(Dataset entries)
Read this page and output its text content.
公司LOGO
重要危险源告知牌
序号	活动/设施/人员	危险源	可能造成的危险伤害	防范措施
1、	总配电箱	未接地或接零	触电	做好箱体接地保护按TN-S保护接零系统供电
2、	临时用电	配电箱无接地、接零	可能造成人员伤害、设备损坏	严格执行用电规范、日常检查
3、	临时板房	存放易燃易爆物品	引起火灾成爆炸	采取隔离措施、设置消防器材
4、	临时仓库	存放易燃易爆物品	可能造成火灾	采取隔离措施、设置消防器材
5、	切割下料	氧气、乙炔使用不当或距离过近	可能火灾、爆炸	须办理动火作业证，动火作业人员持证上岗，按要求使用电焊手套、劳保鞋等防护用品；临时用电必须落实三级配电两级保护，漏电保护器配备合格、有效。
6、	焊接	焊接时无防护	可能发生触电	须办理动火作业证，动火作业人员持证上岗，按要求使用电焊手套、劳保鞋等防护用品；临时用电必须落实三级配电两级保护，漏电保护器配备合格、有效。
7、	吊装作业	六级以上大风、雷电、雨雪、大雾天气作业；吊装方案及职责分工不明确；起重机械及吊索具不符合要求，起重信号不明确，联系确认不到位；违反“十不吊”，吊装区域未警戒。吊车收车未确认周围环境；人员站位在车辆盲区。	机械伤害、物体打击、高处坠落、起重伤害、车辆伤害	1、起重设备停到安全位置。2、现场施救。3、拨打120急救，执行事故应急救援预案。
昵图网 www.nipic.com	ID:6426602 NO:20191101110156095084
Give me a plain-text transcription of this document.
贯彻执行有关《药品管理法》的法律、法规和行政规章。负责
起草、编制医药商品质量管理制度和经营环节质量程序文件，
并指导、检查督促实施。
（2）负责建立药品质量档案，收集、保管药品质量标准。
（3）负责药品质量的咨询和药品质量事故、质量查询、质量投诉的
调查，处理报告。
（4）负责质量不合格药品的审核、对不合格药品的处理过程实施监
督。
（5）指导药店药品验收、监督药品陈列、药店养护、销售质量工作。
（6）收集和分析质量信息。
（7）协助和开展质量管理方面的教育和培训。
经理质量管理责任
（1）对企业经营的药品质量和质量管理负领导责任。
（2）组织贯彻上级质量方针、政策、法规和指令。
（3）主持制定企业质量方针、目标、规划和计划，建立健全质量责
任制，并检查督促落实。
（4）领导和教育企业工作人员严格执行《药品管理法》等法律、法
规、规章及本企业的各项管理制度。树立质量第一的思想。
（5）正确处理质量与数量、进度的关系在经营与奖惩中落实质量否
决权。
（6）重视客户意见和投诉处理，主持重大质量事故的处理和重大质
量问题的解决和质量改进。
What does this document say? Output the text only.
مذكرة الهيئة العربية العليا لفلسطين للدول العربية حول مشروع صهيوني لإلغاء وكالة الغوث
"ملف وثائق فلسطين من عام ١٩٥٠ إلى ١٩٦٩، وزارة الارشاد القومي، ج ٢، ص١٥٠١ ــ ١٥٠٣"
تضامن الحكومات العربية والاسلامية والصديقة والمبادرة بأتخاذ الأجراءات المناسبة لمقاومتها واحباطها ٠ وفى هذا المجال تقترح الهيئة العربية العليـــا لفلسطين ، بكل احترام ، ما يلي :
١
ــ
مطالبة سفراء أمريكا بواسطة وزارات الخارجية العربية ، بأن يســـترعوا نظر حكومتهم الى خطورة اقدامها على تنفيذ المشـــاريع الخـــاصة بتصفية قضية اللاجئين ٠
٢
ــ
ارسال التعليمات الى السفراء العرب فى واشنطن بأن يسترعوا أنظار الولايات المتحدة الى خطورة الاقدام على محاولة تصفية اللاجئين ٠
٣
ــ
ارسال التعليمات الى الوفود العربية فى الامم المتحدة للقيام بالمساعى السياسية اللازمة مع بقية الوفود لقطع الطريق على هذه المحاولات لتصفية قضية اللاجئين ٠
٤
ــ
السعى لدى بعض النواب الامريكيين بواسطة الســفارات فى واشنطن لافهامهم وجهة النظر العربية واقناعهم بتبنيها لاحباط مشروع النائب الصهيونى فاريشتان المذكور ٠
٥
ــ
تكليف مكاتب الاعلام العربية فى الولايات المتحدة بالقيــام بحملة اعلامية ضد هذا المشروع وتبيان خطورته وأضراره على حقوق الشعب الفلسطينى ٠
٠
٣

Given instruction: Take every line above carrying "存放易燃易爆物品" and return it.

Answer to this task:
3、	临时板房	存放易燃易爆物品	引起火灾成爆炸	采取隔离措施、设置消防器材
4、	临时仓库	存放易燃易爆物品	可能造成火灾	采取隔离措施、设置消防器材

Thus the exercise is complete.